** Input records **
──────────

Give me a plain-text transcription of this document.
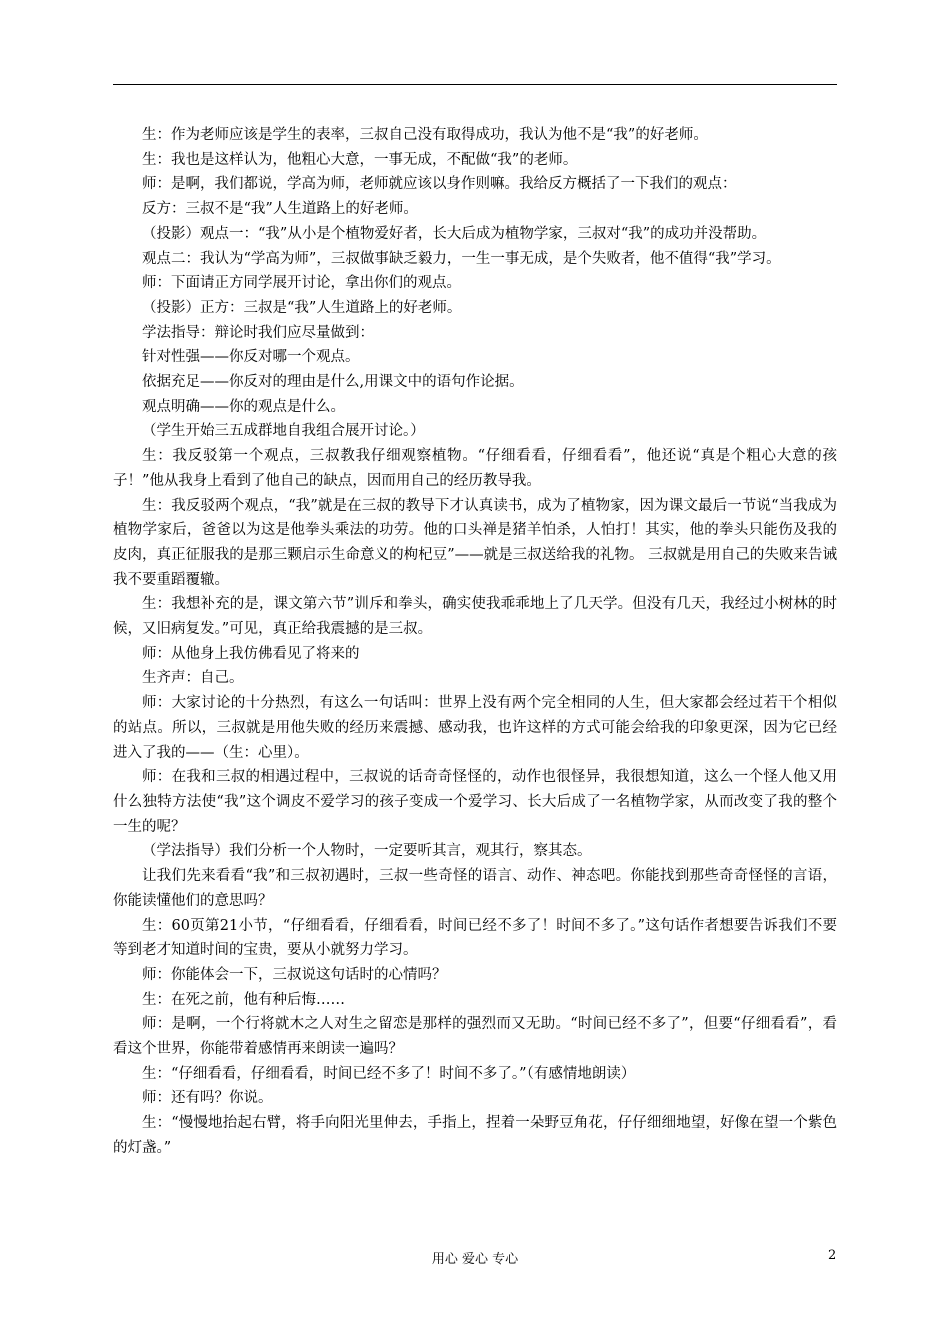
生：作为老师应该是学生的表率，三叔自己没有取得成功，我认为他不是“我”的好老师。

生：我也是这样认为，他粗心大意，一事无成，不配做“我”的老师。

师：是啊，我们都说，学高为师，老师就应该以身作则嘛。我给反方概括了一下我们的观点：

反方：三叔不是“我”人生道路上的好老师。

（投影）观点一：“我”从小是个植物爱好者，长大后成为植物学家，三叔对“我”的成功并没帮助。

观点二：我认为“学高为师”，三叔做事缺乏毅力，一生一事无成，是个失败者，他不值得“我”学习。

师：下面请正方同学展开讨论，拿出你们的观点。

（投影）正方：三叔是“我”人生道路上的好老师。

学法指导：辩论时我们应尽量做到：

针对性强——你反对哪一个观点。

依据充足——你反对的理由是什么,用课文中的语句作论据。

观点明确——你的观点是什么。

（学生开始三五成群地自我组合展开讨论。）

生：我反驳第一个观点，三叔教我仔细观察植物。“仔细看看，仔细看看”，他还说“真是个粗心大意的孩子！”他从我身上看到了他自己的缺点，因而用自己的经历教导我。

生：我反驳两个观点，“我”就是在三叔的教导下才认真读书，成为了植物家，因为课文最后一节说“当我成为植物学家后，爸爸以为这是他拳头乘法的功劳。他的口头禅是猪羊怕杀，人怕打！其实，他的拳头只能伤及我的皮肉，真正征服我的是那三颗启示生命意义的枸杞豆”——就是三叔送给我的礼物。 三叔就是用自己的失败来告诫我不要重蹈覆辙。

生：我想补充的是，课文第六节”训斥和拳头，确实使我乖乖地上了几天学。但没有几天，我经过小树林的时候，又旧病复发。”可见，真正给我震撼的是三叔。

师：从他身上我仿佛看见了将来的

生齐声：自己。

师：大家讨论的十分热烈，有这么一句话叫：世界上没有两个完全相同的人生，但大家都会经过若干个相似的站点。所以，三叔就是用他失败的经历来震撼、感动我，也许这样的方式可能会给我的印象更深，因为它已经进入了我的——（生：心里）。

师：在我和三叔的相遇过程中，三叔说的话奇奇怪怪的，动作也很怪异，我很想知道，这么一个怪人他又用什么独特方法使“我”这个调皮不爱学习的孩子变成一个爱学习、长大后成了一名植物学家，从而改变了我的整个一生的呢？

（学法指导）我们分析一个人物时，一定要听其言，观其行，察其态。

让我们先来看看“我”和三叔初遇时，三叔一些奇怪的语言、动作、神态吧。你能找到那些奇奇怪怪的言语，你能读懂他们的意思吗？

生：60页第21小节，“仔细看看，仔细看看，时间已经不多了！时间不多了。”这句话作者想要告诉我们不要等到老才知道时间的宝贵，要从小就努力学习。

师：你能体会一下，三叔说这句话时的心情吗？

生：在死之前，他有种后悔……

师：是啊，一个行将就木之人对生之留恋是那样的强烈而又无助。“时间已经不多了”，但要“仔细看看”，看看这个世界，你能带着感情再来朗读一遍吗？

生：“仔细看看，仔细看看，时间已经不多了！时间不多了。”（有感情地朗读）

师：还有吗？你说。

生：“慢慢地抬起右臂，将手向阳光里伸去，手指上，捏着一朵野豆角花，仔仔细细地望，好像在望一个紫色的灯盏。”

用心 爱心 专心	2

──────────

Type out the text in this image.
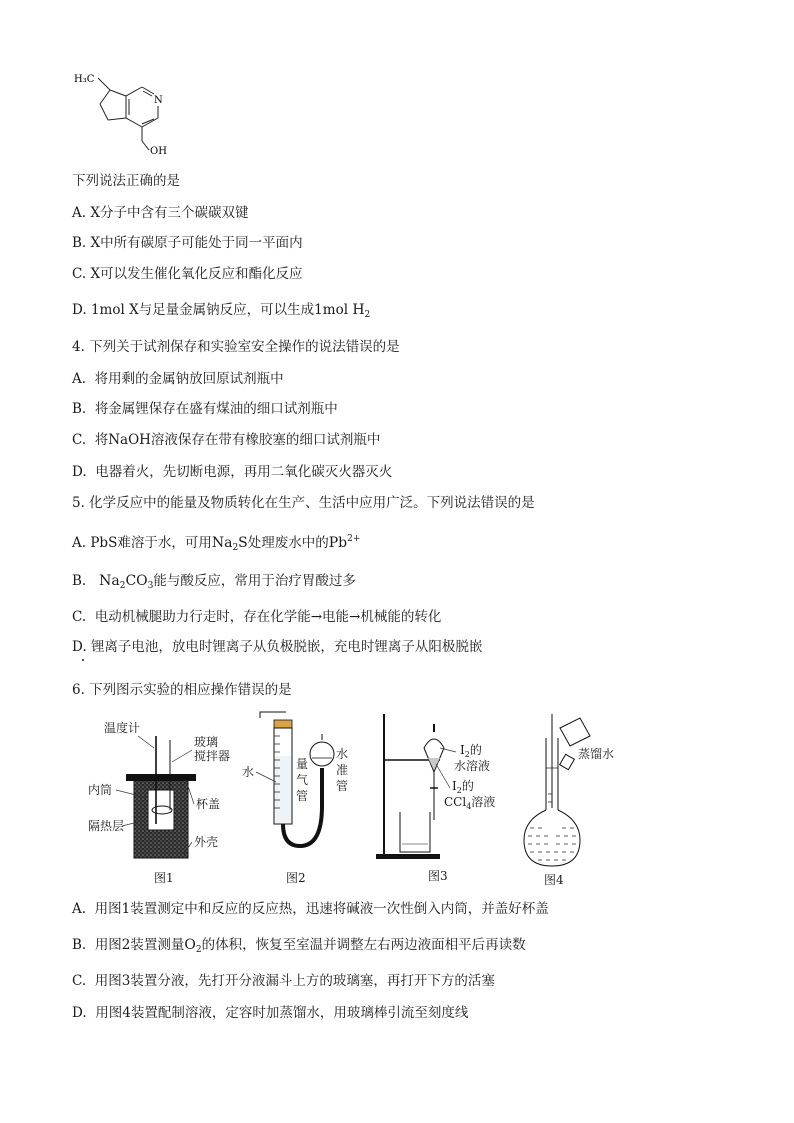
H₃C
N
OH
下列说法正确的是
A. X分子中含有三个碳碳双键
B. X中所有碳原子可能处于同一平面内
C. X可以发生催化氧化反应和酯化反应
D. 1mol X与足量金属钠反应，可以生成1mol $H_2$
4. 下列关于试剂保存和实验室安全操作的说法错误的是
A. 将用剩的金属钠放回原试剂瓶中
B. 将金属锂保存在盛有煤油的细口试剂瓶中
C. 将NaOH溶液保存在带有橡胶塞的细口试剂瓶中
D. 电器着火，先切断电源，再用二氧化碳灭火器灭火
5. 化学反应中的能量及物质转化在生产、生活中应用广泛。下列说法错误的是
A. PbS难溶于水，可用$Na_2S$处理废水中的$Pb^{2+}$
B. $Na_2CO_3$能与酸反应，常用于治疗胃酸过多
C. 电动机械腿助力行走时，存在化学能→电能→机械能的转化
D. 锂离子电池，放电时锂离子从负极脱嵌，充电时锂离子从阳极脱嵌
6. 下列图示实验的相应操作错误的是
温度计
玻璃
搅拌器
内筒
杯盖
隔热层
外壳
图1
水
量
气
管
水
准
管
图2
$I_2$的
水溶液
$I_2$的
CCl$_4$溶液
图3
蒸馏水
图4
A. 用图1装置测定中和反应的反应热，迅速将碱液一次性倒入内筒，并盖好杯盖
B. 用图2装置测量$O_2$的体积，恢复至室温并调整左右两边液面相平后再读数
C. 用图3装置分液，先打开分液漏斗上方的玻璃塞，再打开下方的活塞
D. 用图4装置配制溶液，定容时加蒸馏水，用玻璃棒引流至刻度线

──────────

** What to produce **
Gather and copy every line of the data in which the string "学高为师" is found.

** Finished task **
师：是啊，我们都说，学高为师，老师就应该以身作则嘛。我给反方概括了一下我们的观点：
观点二：我认为“学高为师”，三叔做事缺乏毅力，一生一事无成，是个失败者，他不值得“我”学习。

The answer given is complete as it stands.